Copy out all of the material exactly.
━━━━━━━━━━━━━━━━━━━━━━━━━━━━━━
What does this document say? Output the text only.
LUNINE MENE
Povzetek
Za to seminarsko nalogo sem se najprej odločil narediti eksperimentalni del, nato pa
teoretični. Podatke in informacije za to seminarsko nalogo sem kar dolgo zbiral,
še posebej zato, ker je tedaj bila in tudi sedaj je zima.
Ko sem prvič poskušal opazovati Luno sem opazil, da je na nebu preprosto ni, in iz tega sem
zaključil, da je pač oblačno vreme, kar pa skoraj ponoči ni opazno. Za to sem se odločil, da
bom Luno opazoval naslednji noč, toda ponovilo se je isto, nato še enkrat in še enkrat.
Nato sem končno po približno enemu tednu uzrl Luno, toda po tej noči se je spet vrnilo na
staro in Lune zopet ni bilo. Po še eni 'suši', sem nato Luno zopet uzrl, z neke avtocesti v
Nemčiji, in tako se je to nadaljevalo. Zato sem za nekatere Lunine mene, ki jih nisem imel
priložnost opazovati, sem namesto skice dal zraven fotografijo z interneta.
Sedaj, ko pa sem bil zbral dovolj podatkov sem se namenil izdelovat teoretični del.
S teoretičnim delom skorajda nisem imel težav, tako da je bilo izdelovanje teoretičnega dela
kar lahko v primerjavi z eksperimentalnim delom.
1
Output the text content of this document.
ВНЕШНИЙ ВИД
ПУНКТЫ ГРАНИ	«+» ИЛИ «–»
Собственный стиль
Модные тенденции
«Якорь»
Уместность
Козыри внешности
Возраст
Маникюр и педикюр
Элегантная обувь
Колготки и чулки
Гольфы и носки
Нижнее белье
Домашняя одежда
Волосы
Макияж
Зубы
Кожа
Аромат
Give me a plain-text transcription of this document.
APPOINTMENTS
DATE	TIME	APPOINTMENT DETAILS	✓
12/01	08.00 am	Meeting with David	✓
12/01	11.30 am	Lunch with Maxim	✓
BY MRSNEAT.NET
━━━━━━━━━━━━━━━━━━━━━━━━━━━━━━
**ANSWER TO THE EXERCISE:**
What does this document say? Output the text only.
LUNINE MENE
Povzetek
Za to seminarsko nalogo sem se najprej odločil narediti eksperimentalni del, nato pa
teoretični. Podatke in informacije za to seminarsko nalogo sem kar dolgo zbiral,
še posebej zato, ker je tedaj bila in tudi sedaj je zima.
Ko sem prvič poskušal opazovati Luno sem opazil, da je na nebu preprosto ni, in iz tega sem
zaključil, da je pač oblačno vreme, kar pa skoraj ponoči ni opazno. Za to sem se odločil, da
bom Luno opazoval naslednji noč, toda ponovilo se je isto, nato še enkrat in še enkrat.
Nato sem končno po približno enemu tednu uzrl Luno, toda po tej noči se je spet vrnilo na
staro in Lune zopet ni bilo. Po še eni 'suši', sem nato Luno zopet uzrl, z neke avtocesti v
Nemčiji, in tako se je to nadaljevalo. Zato sem za nekatere Lunine mene, ki jih nisem imel
priložnost opazovati, sem namesto skice dal zraven fotografijo z interneta.
Sedaj, ko pa sem bil zbral dovolj podatkov sem se namenil izdelovat teoretični del.
S teoretičnim delom skorajda nisem imel težav, tako da je bilo izdelovanje teoretičnega dela
kar lahko v primerjavi z eksperimentalnim delom.
1
Output the text content of this document.
ВНЕШНИЙ ВИД
ПУНКТЫ ГРАНИ	«+» ИЛИ «–»
Собственный стиль
Модные тенденции
«Якорь»
Уместность
Козыри внешности
Возраст
Маникюр и педикюр
Элегантная обувь
Колготки и чулки
Гольфы и носки
Нижнее белье
Домашняя одежда
Волосы
Макияж
Зубы
Кожа
Аромат
Give me a plain-text transcription of this document.
APPOINTMENTS
DATE	TIME	APPOINTMENT DETAILS	✓
12/01	08.00 am	Meeting with David	✓
12/01	11.30 am	Lunch with Maxim	✓
BY MRSNEAT.NET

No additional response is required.